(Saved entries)
┌────────

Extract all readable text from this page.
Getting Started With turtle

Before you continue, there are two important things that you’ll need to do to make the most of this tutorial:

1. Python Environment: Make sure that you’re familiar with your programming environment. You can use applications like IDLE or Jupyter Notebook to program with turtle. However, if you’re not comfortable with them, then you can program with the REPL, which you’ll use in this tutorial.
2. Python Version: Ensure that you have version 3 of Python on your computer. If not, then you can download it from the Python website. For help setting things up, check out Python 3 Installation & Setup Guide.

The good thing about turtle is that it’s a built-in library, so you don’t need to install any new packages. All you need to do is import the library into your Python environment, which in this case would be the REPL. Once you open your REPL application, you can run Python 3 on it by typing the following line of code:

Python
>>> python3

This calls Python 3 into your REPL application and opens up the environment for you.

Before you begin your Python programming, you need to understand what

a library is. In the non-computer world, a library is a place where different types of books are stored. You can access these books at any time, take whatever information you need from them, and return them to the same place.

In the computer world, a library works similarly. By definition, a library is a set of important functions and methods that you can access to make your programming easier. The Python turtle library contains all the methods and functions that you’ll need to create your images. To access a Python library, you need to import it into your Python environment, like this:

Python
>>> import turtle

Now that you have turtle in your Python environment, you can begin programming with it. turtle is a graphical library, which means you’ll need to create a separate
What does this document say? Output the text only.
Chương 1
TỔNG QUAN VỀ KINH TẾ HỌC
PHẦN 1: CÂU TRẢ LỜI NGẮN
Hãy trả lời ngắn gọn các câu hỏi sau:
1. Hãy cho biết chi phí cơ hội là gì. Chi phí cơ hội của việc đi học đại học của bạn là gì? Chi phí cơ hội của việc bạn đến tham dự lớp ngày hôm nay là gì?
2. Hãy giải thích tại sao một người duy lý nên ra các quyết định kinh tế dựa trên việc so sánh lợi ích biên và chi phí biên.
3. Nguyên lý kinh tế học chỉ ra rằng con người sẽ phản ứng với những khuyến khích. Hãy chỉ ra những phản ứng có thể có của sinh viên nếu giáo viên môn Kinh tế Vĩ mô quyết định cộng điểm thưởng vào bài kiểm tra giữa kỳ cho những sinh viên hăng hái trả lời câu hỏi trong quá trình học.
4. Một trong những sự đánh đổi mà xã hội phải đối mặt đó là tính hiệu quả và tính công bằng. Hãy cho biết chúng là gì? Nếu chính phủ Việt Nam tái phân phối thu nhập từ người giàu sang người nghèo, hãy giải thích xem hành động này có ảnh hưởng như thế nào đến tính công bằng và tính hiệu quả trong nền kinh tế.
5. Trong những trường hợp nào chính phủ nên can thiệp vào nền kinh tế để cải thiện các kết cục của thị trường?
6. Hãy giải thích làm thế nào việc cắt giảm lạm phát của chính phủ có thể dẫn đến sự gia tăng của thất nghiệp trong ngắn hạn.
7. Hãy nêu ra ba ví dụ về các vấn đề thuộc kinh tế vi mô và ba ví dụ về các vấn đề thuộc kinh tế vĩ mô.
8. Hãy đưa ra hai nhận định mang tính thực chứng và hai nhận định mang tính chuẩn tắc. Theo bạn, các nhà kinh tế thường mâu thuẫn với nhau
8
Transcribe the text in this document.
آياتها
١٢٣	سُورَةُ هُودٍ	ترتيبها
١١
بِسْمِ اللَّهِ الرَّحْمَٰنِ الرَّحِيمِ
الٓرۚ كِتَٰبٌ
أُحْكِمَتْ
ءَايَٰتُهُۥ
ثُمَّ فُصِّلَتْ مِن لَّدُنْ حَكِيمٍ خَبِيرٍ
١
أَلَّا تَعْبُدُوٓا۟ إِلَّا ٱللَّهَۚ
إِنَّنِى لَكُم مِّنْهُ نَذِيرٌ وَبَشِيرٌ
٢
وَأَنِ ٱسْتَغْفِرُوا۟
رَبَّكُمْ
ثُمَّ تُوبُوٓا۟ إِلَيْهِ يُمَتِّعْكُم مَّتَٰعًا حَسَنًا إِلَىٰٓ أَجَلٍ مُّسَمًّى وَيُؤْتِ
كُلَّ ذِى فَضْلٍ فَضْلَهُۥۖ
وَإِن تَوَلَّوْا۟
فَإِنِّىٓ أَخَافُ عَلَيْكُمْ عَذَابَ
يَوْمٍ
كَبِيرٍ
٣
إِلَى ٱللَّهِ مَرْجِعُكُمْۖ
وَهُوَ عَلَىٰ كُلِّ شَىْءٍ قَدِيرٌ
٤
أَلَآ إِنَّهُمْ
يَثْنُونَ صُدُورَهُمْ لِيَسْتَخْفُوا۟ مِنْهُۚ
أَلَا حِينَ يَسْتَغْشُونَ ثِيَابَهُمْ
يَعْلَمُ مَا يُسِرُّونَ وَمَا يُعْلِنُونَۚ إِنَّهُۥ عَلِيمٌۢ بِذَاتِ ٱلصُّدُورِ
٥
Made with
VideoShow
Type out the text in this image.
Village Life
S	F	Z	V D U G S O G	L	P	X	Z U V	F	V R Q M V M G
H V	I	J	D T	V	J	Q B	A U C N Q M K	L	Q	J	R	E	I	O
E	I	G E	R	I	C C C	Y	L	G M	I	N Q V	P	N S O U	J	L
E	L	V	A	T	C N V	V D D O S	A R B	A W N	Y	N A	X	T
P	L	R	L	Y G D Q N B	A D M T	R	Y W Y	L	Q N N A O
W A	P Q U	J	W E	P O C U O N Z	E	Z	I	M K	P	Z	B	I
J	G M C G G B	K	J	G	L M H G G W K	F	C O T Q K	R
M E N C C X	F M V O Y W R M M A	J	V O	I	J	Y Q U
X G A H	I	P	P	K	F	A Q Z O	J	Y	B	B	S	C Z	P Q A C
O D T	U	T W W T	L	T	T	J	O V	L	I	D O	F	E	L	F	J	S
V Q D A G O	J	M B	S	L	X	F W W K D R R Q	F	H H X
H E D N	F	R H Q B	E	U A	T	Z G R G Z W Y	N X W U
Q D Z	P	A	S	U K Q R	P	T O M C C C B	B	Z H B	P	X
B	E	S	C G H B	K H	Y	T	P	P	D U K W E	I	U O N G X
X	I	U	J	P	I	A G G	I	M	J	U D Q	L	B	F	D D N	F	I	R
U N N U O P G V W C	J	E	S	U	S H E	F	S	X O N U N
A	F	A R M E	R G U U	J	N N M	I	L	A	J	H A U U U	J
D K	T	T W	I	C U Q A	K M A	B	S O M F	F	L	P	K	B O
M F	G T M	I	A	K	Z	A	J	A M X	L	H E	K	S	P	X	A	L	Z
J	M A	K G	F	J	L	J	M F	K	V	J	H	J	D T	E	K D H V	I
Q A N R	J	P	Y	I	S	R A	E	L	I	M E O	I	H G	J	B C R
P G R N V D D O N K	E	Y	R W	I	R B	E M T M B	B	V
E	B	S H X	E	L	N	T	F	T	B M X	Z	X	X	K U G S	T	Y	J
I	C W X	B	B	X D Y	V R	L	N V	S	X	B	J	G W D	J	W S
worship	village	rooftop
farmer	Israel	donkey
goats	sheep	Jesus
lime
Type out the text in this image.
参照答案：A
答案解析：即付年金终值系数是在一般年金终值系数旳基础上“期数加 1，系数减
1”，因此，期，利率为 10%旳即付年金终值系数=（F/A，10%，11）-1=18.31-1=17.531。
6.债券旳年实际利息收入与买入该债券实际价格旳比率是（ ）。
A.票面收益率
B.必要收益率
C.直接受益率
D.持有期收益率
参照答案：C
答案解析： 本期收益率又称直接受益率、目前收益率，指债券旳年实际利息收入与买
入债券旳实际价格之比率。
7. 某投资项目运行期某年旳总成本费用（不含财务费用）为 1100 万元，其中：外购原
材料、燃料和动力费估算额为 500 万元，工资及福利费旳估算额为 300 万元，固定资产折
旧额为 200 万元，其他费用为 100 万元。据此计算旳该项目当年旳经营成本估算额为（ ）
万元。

└────────

:: Prompt ::
Pick out every line holding the string "答案解析" and return it.

:: Complete response ::
答案解析：即付年金终值系数是在一般年金终值系数旳基础上“期数加 1，系数减
答案解析： 本期收益率又称直接受益率、目前收益率，指债券旳年实际利息收入与买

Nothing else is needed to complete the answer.